> What you should do
Return only the number of lines that hold "konnten".

> Record extracts
** start **
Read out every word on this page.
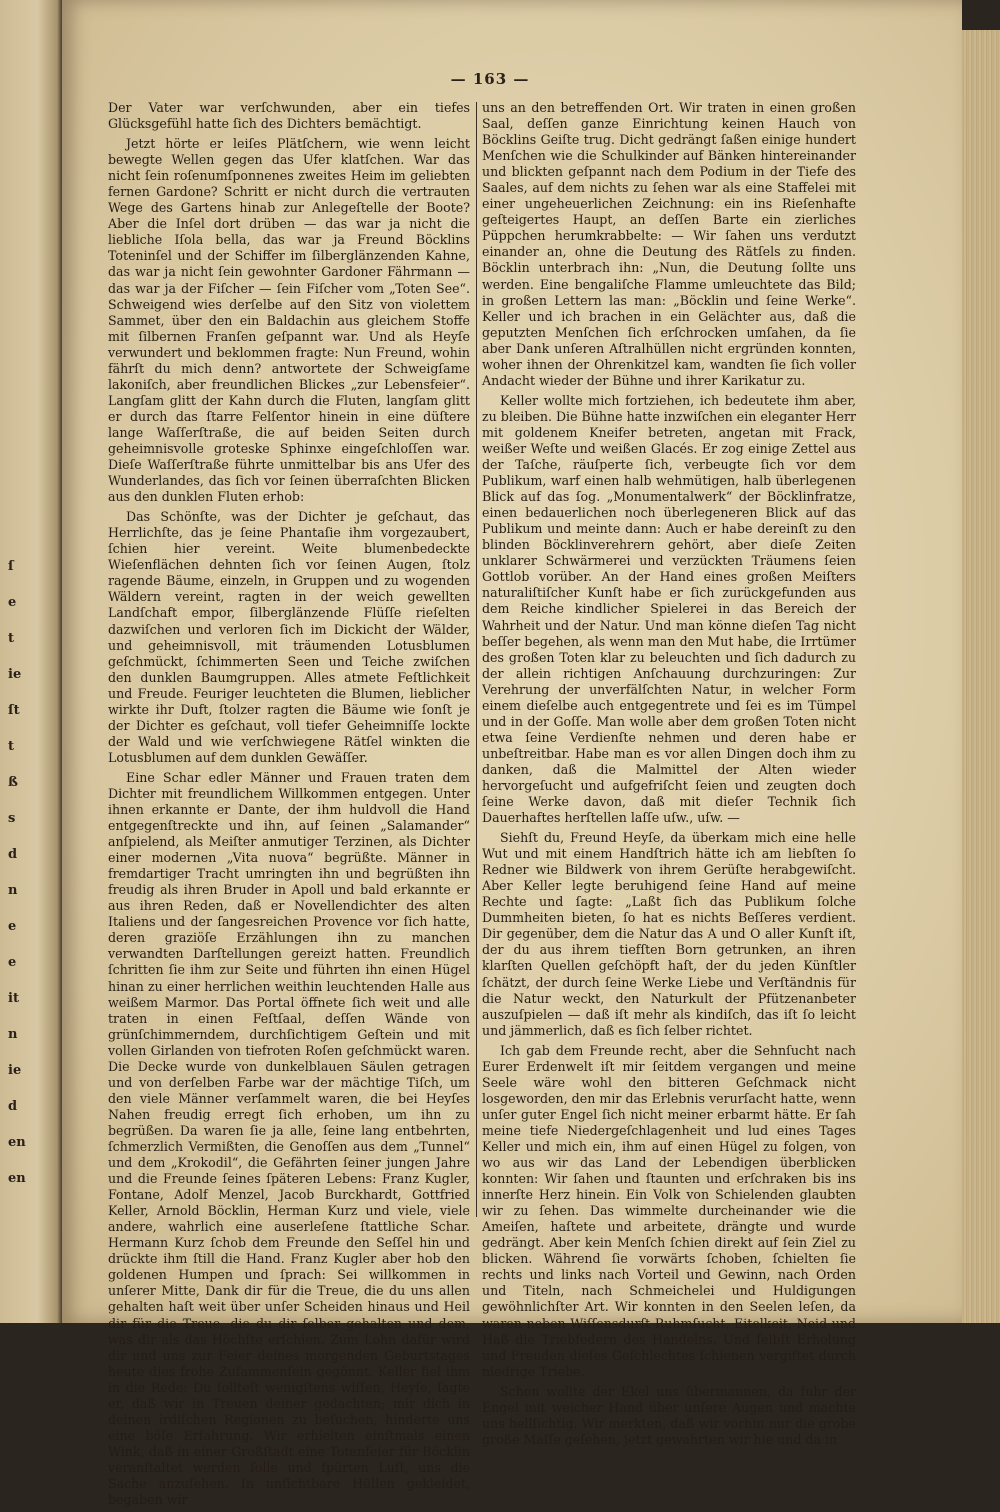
ſ
e
t
ie
ſt
t
ß
s
d
n
e
e
it
n
ie
d
en
en
— 163 —

Der Vater war verſchwunden, aber ein tiefes Glücksgefühl hatte ſich des Dichters bemächtigt.

Jetzt hörte er leiſes Plätſchern, wie wenn leicht bewegte Wellen gegen das Ufer klatſchen. War das nicht ſein roſenumſponnenes zweites Heim im geliebten fernen Gardone? Schritt er nicht durch die vertrauten Wege des Gartens hinab zur Anlegeſtelle der Boote? Aber die Inſel dort drüben — das war ja nicht die liebliche Iſola bella, das war ja Freund Böcklins Toteninſel und der Schiffer im ſilberglänzenden Kahne, das war ja nicht ſein gewohnter Gardoner Fährmann — das war ja der Fiſcher — ſein Fiſcher vom „Toten See“. Schweigend wies derſelbe auf den Sitz von violettem Sammet, über den ein Baldachin aus gleichem Stoffe mit ſilbernen Franſen geſpannt war. Und als Heyſe verwundert und beklommen fragte: Nun Freund, wohin fährſt du mich denn? antwortete der Schweigſame lakoniſch, aber freundlichen Blickes „zur Lebensfeier“. Langſam glitt der Kahn durch die Fluten, langſam glitt er durch das ſtarre Felſentor hinein in eine düſtere lange Waſſerſtraße, die auf beiden Seiten durch geheimnisvolle groteske Sphinxe eingeſchloſſen war. Dieſe Waſſerſtraße führte unmittelbar bis ans Ufer des Wunderlandes, das ſich vor ſeinen überraſchten Blicken aus den dunklen Fluten erhob:

Das Schönſte, was der Dichter je geſchaut, das Herrlichſte, das je ſeine Phantaſie ihm vorgezaubert, ſchien hier vereint. Weite blumenbedeckte Wieſenflächen dehnten ſich vor ſeinen Augen, ſtolz ragende Bäume, einzeln, in Gruppen und zu wogenden Wäldern vereint, ragten in der weich gewellten Landſchaft empor, ſilberglänzende Flüſſe rieſelten dazwiſchen und verloren ſich im Dickicht der Wälder, und geheimnisvoll, mit träumenden Lotusblumen geſchmückt, ſchimmerten Seen und Teiche zwiſchen den dunklen Baumgruppen. Alles atmete Feſtlichkeit und Freude. Feuriger leuchteten die Blumen, lieblicher wirkte ihr Duft, ſtolzer ragten die Bäume wie ſonſt je der Dichter es geſchaut, voll tiefer Geheimniſſe lockte der Wald und wie verſchwiegene Rätſel winkten die Lotusblumen auf dem dunklen Gewäſſer.

Eine Schar edler Männer und Frauen traten dem Dichter mit freundlichem Willkommen entgegen. Unter ihnen erkannte er Dante, der ihm huldvoll die Hand entgegenſtreckte und ihn, auf ſeinen „Salamander“ anſpielend, als Meiſter anmutiger Terzinen, als Dichter einer modernen „Vita nuova“ begrüßte. Männer in fremdartiger Tracht umringten ihn und begrüßten ihn freudig als ihren Bruder in Apoll und bald erkannte er aus ihren Reden, daß er Novellendichter des alten Italiens und der ſangesreichen Provence vor ſich hatte, deren graziöſe Erzählungen ihn zu manchen verwandten Darſtellungen gereizt hatten. Freundlich ſchritten ſie ihm zur Seite und führten ihn einen Hügel hinan zu einer herrlichen weithin leuchtenden Halle aus weißem Marmor. Das Portal öffnete ſich weit und alle traten in einen Feſtſaal, deſſen Wände von grünſchimmerndem, durchſichtigem Geſtein und mit vollen Girlanden von tiefroten Roſen geſchmückt waren. Die Decke wurde von dunkelblauen Säulen getragen und von derſelben Farbe war der mächtige Tiſch, um den viele Männer verſammelt waren, die bei Heyſes Nahen freudig erregt ſich erhoben, um ihn zu begrüßen. Da waren ſie ja alle, ſeine lang entbehrten, ſchmerzlich Vermißten, die Genoſſen aus dem „Tunnel“ und dem „Krokodil“, die Gefährten ſeiner jungen Jahre und die Freunde ſeines ſpäteren Lebens: Franz Kugler, Fontane, Adolf Menzel, Jacob Burckhardt, Gottfried Keller, Arnold Böcklin, Herman Kurz und viele, viele andere, wahrlich eine auserleſene ſtattliche Schar. Hermann Kurz ſchob dem Freunde den Seſſel hin und drückte ihm ſtill die Hand. Franz Kugler aber hob den goldenen Humpen und ſprach: Sei willkommen in unſerer Mitte, Dank dir für die Treue, die du uns allen gehalten haſt weit über unſer Scheiden hinaus und Heil dir für die Treue, die du dir ſelber gehalten und dem, was dir als das Höchſte erſchien. Zum Lohn dafür wird dir und uns zur Feier deines morgenden Geburtstages heute dies frohe Zuſammenſein gegönnt. Keller fiel ihm in die Rede: Du ſollteſt wenigſtens wiſſen, Heyſe, ſagte er, daß wir in Treuen deiner gedachten; mir dich in deinen irdiſchen Regionen zu beſuchen, hinderte uns eine böſe Erfahrung. Wir erhielten einſtmals einen Wink, daß in einer Großſtadt eine Totenfeier für Böcklin veranſtaltet werden ſolle und ſpürten Luſt, uns die Sache anzuſehen. In unſichtbare Hüllen gekleidet, begaben wir

uns an den betreffenden Ort. Wir traten in einen großen Saal, deſſen ganze Einrichtung keinen Hauch von Böcklins Geiſte trug. Dicht gedrängt ſaßen einige hundert Menſchen wie die Schulkinder auf Bänken hintereinander und blickten geſpannt nach dem Podium in der Tiefe des Saales, auf dem nichts zu ſehen war als eine Staffelei mit einer ungeheuerlichen Zeichnung: ein ins Rieſenhafte geſteigertes Haupt, an deſſen Barte ein zierliches Püppchen herumkrabbelte: — Wir ſahen uns verdutzt einander an, ohne die Deutung des Rätſels zu finden. Böcklin unterbrach ihn: „Nun, die Deutung ſollte uns werden. Eine bengaliſche Flamme umleuchtete das Bild; in großen Lettern las man: „Böcklin und ſeine Werke“. Keller und ich brachen in ein Gelächter aus, daß die geputzten Menſchen ſich erſchrocken umſahen, da ſie aber Dank unſeren Aſtralhüllen nicht ergründen konnten, woher ihnen der Ohrenkitzel kam, wandten ſie ſich voller Andacht wieder der Bühne und ihrer Karikatur zu.

Keller wollte mich fortziehen, ich bedeutete ihm aber, zu bleiben. Die Bühne hatte inzwiſchen ein eleganter Herr mit goldenem Kneifer betreten, angetan mit Frack, weißer Weſte und weißen Glacés. Er zog einige Zettel aus der Taſche, räuſperte ſich, verbeugte ſich vor dem Publikum, warf einen halb wehmütigen, halb überlegenen Blick auf das ſog. „Monumentalwerk“ der Böcklinfratze, einen bedauerlichen noch überlegeneren Blick auf das Publikum und meinte dann: Auch er habe dereinſt zu den blinden Böcklinverehrern gehört, aber dieſe Zeiten unklarer Schwärmerei und verzückten Träumens ſeien Gottlob vorüber. An der Hand eines großen Meiſters naturaliſtiſcher Kunſt habe er ſich zurückgefunden aus dem Reiche kindlicher Spielerei in das Bereich der Wahrheit und der Natur. Und man könne dieſen Tag nicht beſſer begehen, als wenn man den Mut habe, die Irrtümer des großen Toten klar zu beleuchten und ſich dadurch zu der allein richtigen Anſchauung durchzuringen: Zur Verehrung der unverfälſchten Natur, in welcher Form einem dieſelbe auch entgegentrete und ſei es im Tümpel und in der Goſſe. Man wolle aber dem großen Toten nicht etwa ſeine Verdienſte nehmen und deren habe er unbeſtreitbar. Habe man es vor allen Dingen doch ihm zu danken, daß die Malmittel der Alten wieder hervorgeſucht und aufgefriſcht ſeien und zeugten doch ſeine Werke davon, daß mit dieſer Technik ſich Dauerhaftes herſtellen laſſe uſw., uſw. —

Siehſt du, Freund Heyſe, da überkam mich eine helle Wut und mit einem Handſtrich hätte ich am liebſten ſo Redner wie Bildwerk von ihrem Gerüſte herabgewiſcht. Aber Keller legte beruhigend ſeine Hand auf meine Rechte und ſagte: „Laßt ſich das Publikum ſolche Dummheiten bieten, ſo hat es nichts Beſſeres verdient. Dir gegenüber, dem die Natur das A und O aller Kunſt iſt, der du aus ihrem tiefſten Born getrunken, an ihren klarſten Quellen geſchöpft haſt, der du jeden Künſtler ſchätzt, der durch ſeine Werke Liebe und Verſtändnis für die Natur weckt, den Naturkult der Pfützenanbeter auszuſpielen — daß iſt mehr als kindiſch, das iſt ſo leicht und jämmerlich, daß es ſich ſelber richtet.

Ich gab dem Freunde recht, aber die Sehnſucht nach Eurer Erdenwelt iſt mir ſeitdem vergangen und meine Seele wäre wohl den bitteren Geſchmack nicht losgeworden, den mir das Erlebnis verurſacht hatte, wenn unſer guter Engel ſich nicht meiner erbarmt hätte. Er ſah meine tiefe Niedergeſchlagenheit und lud eines Tages Keller und mich ein, ihm auf einen Hügel zu folgen, von wo aus wir das Land der Lebendigen überblicken konnten: Wir ſahen und ſtaunten und erſchraken bis ins innerſte Herz hinein. Ein Volk von Schielenden glaubten wir zu ſehen. Das wimmelte durcheinander wie die Ameiſen, haſtete und arbeitete, drängte und wurde gedrängt. Aber kein Menſch ſchien direkt auf ſein Ziel zu blicken. Während ſie vorwärts ſchoben, ſchielten ſie rechts und links nach Vorteil und Gewinn, nach Orden und Titeln, nach Schmeichelei und Huldigungen gewöhnlichſter Art. Wir konnten in den Seelen leſen, da waren neben Wiſſensdurſt Ruhmſucht, Eitelkeit, Neid und Haß die Triebfedern des Handelns. Und ſelbſt Erholung und Freuden dieſes Geſchlechtes ſchienen vergiftet durch niedrige Triebe.

Schon wollte der Ekel uns übermannen, da fuhr der Engel mit weicher Hand über unſere Augen und machte uns hellſichtig. Wir merkten, daß wir vorhin nur die grobe große Maſſe geſehen, jetzt gewahrten wir hie und da in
** end **
> Task solution
2